Each line below either holds the string "achieved" or doesn't. Count those that do and give only the number.
** Start Stored records **
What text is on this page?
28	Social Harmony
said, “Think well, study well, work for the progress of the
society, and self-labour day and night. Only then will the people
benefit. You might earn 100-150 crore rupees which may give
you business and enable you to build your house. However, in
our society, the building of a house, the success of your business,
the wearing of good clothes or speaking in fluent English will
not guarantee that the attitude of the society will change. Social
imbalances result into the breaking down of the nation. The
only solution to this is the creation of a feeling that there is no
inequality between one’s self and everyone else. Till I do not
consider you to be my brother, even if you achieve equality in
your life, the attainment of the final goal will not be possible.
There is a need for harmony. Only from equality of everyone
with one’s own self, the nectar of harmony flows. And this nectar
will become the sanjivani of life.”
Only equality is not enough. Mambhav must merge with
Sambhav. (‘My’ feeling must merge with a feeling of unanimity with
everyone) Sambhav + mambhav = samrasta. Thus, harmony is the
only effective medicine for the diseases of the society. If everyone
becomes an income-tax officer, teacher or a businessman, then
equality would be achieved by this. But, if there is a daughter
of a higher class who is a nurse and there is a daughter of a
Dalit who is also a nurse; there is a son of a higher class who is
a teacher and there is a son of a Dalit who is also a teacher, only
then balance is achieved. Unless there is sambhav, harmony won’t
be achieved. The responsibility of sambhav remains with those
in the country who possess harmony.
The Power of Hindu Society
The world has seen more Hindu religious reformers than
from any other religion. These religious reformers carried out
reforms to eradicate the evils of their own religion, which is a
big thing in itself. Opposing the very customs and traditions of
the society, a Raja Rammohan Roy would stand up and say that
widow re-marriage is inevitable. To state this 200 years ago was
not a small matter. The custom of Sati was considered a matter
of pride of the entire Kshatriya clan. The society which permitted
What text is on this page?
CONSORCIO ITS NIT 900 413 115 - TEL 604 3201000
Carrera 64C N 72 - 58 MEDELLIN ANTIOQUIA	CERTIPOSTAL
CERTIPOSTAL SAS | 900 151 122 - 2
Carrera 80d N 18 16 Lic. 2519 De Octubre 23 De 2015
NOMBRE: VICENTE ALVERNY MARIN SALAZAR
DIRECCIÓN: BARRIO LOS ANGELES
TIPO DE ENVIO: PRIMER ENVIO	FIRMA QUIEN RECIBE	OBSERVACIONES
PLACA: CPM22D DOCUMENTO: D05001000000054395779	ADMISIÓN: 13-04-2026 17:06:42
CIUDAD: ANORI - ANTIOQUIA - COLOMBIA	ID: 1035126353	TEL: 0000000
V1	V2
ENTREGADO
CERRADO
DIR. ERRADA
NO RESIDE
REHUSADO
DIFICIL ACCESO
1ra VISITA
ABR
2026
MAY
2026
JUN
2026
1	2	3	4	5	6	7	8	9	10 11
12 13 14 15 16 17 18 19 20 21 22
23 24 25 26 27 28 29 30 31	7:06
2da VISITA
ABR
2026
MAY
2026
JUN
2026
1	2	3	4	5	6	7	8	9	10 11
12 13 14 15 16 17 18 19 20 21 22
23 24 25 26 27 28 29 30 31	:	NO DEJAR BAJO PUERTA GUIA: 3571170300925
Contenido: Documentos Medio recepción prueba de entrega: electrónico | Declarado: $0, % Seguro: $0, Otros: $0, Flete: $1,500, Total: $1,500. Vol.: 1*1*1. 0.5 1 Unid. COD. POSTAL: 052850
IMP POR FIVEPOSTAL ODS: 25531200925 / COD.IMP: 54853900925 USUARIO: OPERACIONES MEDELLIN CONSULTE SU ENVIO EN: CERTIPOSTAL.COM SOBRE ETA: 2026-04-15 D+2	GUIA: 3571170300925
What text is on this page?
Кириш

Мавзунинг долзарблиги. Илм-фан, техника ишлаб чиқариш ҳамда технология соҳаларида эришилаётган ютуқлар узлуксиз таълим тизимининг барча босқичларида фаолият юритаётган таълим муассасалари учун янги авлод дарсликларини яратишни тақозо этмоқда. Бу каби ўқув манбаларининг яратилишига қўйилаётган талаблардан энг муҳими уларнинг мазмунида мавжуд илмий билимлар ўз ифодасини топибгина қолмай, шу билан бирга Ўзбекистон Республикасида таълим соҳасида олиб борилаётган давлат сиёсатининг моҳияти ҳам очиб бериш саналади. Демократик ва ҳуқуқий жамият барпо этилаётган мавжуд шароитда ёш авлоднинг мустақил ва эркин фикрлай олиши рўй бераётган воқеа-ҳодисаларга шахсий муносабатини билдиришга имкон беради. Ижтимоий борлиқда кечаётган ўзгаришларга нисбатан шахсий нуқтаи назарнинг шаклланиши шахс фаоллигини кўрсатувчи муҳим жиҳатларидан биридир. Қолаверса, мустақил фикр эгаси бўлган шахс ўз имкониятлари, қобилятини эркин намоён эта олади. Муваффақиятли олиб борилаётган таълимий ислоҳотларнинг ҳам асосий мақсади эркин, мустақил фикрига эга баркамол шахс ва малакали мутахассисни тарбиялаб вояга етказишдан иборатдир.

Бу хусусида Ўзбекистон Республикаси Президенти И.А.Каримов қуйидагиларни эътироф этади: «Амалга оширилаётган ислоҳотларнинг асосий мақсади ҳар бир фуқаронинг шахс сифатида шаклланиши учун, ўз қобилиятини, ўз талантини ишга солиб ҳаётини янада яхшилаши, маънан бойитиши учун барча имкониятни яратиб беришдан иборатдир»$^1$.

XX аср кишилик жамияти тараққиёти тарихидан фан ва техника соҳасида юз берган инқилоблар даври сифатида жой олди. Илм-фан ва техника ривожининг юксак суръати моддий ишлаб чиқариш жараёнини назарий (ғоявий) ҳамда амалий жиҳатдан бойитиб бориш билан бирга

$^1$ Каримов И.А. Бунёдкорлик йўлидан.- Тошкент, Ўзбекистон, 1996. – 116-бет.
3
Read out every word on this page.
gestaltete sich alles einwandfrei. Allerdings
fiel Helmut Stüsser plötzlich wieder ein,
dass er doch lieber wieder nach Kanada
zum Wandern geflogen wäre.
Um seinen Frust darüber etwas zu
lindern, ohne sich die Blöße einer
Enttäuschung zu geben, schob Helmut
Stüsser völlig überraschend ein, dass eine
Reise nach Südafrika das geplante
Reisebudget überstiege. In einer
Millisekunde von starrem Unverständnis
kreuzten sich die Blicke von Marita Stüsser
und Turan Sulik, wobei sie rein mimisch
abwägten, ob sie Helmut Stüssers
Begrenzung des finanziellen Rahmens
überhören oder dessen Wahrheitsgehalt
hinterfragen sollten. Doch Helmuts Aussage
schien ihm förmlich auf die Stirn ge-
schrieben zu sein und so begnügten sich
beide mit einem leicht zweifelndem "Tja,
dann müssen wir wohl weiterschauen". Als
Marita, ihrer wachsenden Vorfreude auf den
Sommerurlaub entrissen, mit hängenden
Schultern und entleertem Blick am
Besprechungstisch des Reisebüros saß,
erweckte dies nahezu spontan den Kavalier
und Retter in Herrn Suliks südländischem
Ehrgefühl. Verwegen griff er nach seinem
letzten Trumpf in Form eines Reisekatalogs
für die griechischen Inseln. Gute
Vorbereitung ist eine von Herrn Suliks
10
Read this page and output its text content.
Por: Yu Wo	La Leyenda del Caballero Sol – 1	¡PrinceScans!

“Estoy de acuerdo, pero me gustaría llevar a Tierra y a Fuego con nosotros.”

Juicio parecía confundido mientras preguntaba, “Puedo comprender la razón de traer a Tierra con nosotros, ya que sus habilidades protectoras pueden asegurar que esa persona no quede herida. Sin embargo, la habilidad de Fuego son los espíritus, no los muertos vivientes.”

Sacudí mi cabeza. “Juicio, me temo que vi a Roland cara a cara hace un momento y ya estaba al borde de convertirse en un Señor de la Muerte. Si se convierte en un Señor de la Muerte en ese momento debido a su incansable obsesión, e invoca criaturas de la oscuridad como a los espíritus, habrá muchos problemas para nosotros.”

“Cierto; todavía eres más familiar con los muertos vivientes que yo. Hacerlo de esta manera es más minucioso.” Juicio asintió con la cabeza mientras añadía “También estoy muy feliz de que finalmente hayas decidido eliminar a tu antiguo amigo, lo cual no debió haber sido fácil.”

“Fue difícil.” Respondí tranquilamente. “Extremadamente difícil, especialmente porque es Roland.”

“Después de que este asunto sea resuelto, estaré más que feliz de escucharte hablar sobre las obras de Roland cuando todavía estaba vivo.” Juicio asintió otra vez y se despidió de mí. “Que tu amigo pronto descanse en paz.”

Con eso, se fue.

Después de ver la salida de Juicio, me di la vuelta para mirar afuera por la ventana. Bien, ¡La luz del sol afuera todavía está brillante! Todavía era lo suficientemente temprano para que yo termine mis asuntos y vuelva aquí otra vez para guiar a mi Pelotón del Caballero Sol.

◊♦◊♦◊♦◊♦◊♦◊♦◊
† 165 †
** End Stored records **
» **Solution for this task**: 3